▶ Work to be completed
Copy nothing but the text: reproduce each line of the listing exactly and leave the pictures out.

··· Given entries ···

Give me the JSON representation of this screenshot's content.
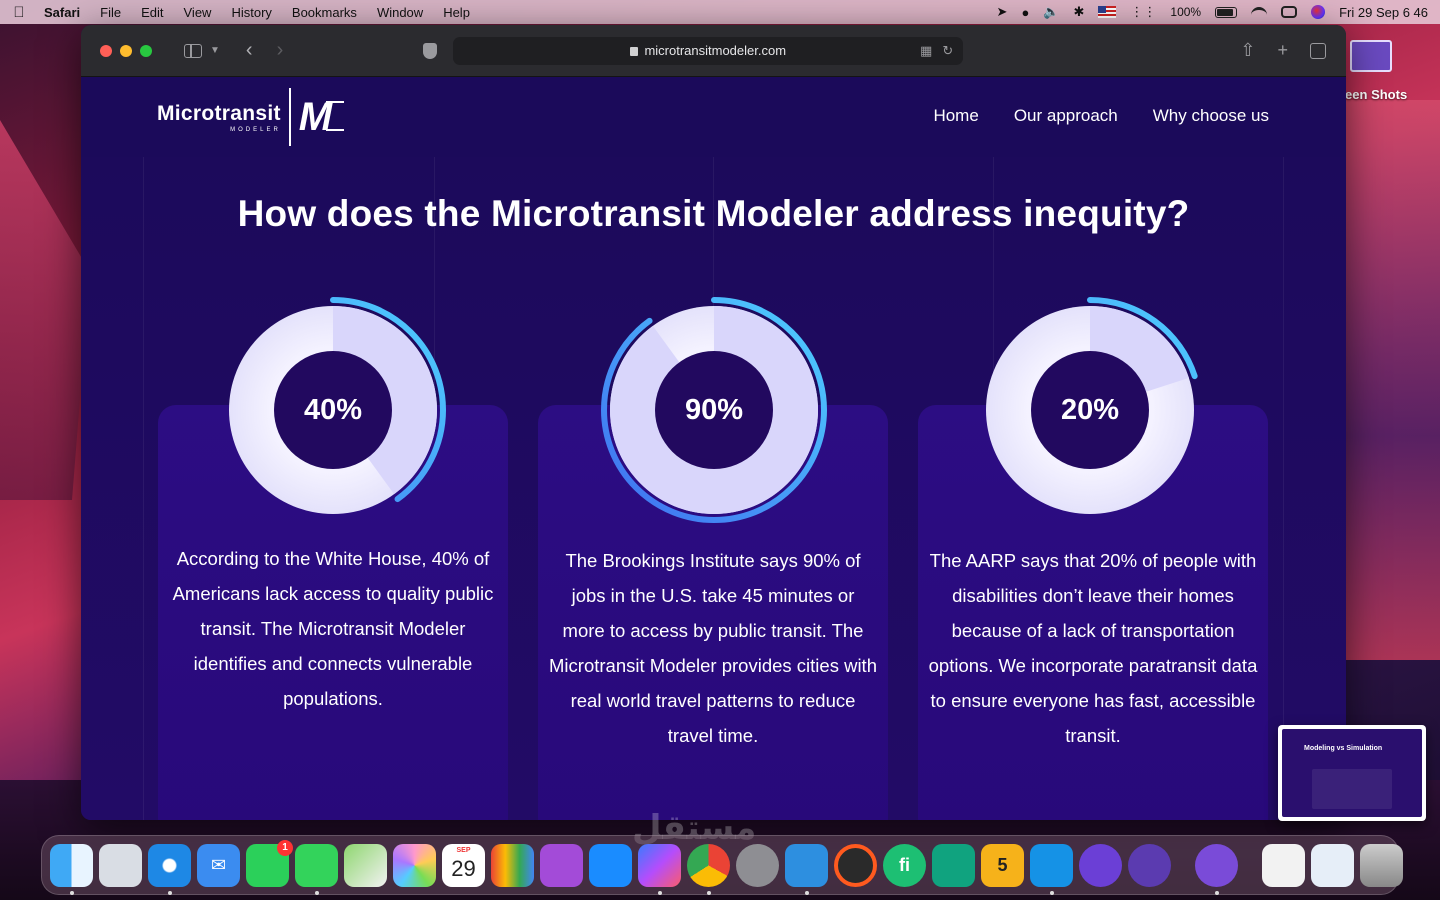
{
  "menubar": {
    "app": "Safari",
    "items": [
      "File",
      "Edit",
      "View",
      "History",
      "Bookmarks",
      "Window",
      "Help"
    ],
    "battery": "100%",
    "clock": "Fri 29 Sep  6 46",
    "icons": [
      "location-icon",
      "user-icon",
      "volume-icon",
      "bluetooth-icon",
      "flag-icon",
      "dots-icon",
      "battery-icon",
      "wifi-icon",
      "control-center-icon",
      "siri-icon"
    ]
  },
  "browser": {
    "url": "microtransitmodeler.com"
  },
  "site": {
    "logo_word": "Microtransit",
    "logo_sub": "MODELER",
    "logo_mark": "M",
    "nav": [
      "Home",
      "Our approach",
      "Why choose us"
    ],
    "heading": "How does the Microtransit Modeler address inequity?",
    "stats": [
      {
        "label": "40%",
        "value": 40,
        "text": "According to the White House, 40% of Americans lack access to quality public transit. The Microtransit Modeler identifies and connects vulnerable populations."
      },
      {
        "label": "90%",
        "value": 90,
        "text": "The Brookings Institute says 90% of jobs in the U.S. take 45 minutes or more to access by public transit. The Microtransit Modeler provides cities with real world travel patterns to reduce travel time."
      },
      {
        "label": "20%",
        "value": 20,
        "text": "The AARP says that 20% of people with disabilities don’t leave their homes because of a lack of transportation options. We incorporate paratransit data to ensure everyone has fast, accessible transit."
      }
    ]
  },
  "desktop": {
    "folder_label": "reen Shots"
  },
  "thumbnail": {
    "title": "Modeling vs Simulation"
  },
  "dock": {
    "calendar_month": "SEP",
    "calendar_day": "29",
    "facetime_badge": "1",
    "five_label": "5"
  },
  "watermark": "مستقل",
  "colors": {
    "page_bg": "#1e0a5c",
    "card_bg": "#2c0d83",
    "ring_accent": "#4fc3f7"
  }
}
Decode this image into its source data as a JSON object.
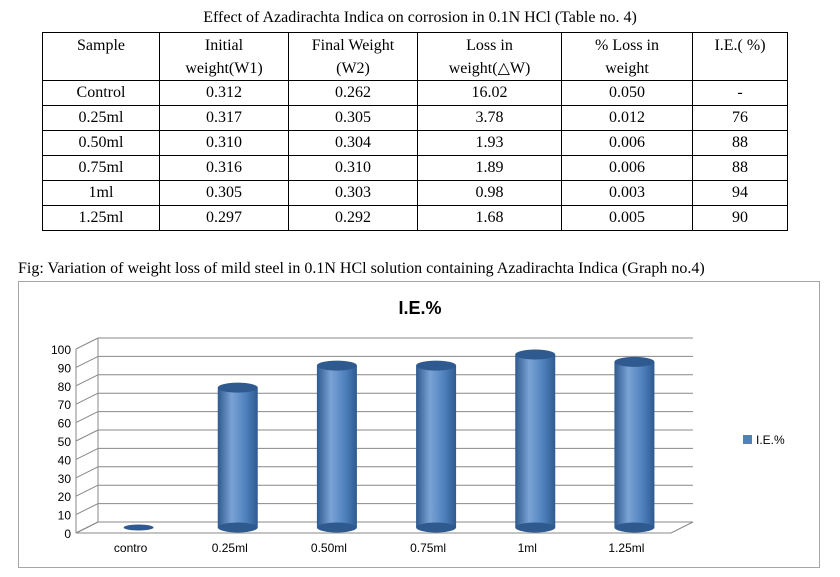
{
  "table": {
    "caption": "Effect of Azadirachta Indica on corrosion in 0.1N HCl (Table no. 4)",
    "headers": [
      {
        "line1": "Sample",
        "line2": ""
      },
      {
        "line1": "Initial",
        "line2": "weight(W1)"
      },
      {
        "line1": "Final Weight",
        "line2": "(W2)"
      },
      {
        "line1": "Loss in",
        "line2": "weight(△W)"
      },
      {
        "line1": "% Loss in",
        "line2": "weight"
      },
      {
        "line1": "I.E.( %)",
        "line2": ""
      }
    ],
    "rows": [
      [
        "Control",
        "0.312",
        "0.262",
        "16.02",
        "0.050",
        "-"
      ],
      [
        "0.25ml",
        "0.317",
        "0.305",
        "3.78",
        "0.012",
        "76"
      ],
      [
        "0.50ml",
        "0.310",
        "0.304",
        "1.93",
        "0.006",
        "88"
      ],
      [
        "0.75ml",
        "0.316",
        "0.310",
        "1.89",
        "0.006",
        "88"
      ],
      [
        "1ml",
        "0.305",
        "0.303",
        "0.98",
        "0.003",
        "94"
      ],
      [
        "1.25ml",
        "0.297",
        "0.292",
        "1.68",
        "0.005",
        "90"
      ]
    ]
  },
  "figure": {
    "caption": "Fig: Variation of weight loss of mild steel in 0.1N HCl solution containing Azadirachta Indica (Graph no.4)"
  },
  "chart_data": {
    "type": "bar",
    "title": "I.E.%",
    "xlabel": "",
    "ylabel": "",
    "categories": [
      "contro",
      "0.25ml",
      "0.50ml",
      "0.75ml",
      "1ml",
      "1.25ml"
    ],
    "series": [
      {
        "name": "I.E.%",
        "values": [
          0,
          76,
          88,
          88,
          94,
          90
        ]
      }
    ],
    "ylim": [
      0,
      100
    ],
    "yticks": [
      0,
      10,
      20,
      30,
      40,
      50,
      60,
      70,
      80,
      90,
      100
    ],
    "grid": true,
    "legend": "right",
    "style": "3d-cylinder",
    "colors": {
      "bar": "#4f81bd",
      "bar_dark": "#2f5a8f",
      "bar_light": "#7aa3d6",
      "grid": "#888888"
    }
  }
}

···

▶ Response to this exercise
Give me the JSON representation of this screenshot's content.
{
  "menubar": {
    "app": "Safari",
    "items": [
      "File",
      "Edit",
      "View",
      "History",
      "Bookmarks",
      "Window",
      "Help"
    ],
    "battery": "100%",
    "clock": "Fri 29 Sep  6 46",
    "icons": [
      "location-icon",
      "user-icon",
      "volume-icon",
      "bluetooth-icon",
      "flag-icon",
      "dots-icon",
      "battery-icon",
      "wifi-icon",
      "control-center-icon",
      "siri-icon"
    ]
  },
  "browser": {
    "url": "microtransitmodeler.com"
  },
  "site": {
    "logo_word": "Microtransit",
    "logo_sub": "MODELER",
    "logo_mark": "M",
    "nav": [
      "Home",
      "Our approach",
      "Why choose us"
    ],
    "heading": "How does the Microtransit Modeler address inequity?",
    "stats": [
      {
        "label": "40%",
        "value": 40,
        "text": "According to the White House, 40% of Americans lack access to quality public transit. The Microtransit Modeler identifies and connects vulnerable populations."
      },
      {
        "label": "90%",
        "value": 90,
        "text": "The Brookings Institute says 90% of jobs in the U.S. take 45 minutes or more to access by public transit. The Microtransit Modeler provides cities with real world travel patterns to reduce travel time."
      },
      {
        "label": "20%",
        "value": 20,
        "text": "The AARP says that 20% of people with disabilities don’t leave their homes because of a lack of transportation options. We incorporate paratransit data to ensure everyone has fast, accessible transit."
      }
    ]
  },
  "desktop": {
    "folder_label": "reen Shots"
  },
  "thumbnail": {
    "title": "Modeling vs Simulation"
  },
  "dock": {
    "calendar_month": "SEP",
    "calendar_day": "29",
    "facetime_badge": "1",
    "five_label": "5"
  },
  "watermark": "مستقل",
  "colors": {
    "page_bg": "#1e0a5c",
    "card_bg": "#2c0d83",
    "ring_accent": "#4fc3f7"
  }
}
Decode this image into its source data as a JSON object.
{
  "table": {
    "caption": "Effect of Azadirachta Indica on corrosion in 0.1N HCl (Table no. 4)",
    "headers": [
      {
        "line1": "Sample",
        "line2": ""
      },
      {
        "line1": "Initial",
        "line2": "weight(W1)"
      },
      {
        "line1": "Final Weight",
        "line2": "(W2)"
      },
      {
        "line1": "Loss in",
        "line2": "weight(△W)"
      },
      {
        "line1": "% Loss in",
        "line2": "weight"
      },
      {
        "line1": "I.E.( %)",
        "line2": ""
      }
    ],
    "rows": [
      [
        "Control",
        "0.312",
        "0.262",
        "16.02",
        "0.050",
        "-"
      ],
      [
        "0.25ml",
        "0.317",
        "0.305",
        "3.78",
        "0.012",
        "76"
      ],
      [
        "0.50ml",
        "0.310",
        "0.304",
        "1.93",
        "0.006",
        "88"
      ],
      [
        "0.75ml",
        "0.316",
        "0.310",
        "1.89",
        "0.006",
        "88"
      ],
      [
        "1ml",
        "0.305",
        "0.303",
        "0.98",
        "0.003",
        "94"
      ],
      [
        "1.25ml",
        "0.297",
        "0.292",
        "1.68",
        "0.005",
        "90"
      ]
    ]
  },
  "figure": {
    "caption": "Fig: Variation of weight loss of mild steel in 0.1N HCl solution containing Azadirachta Indica (Graph no.4)"
  },
  "chart_data": {
    "type": "bar",
    "title": "I.E.%",
    "xlabel": "",
    "ylabel": "",
    "categories": [
      "contro",
      "0.25ml",
      "0.50ml",
      "0.75ml",
      "1ml",
      "1.25ml"
    ],
    "series": [
      {
        "name": "I.E.%",
        "values": [
          0,
          76,
          88,
          88,
          94,
          90
        ]
      }
    ],
    "ylim": [
      0,
      100
    ],
    "yticks": [
      0,
      10,
      20,
      30,
      40,
      50,
      60,
      70,
      80,
      90,
      100
    ],
    "grid": true,
    "legend": "right",
    "style": "3d-cylinder",
    "colors": {
      "bar": "#4f81bd",
      "bar_dark": "#2f5a8f",
      "bar_light": "#7aa3d6",
      "grid": "#888888"
    }
  }
}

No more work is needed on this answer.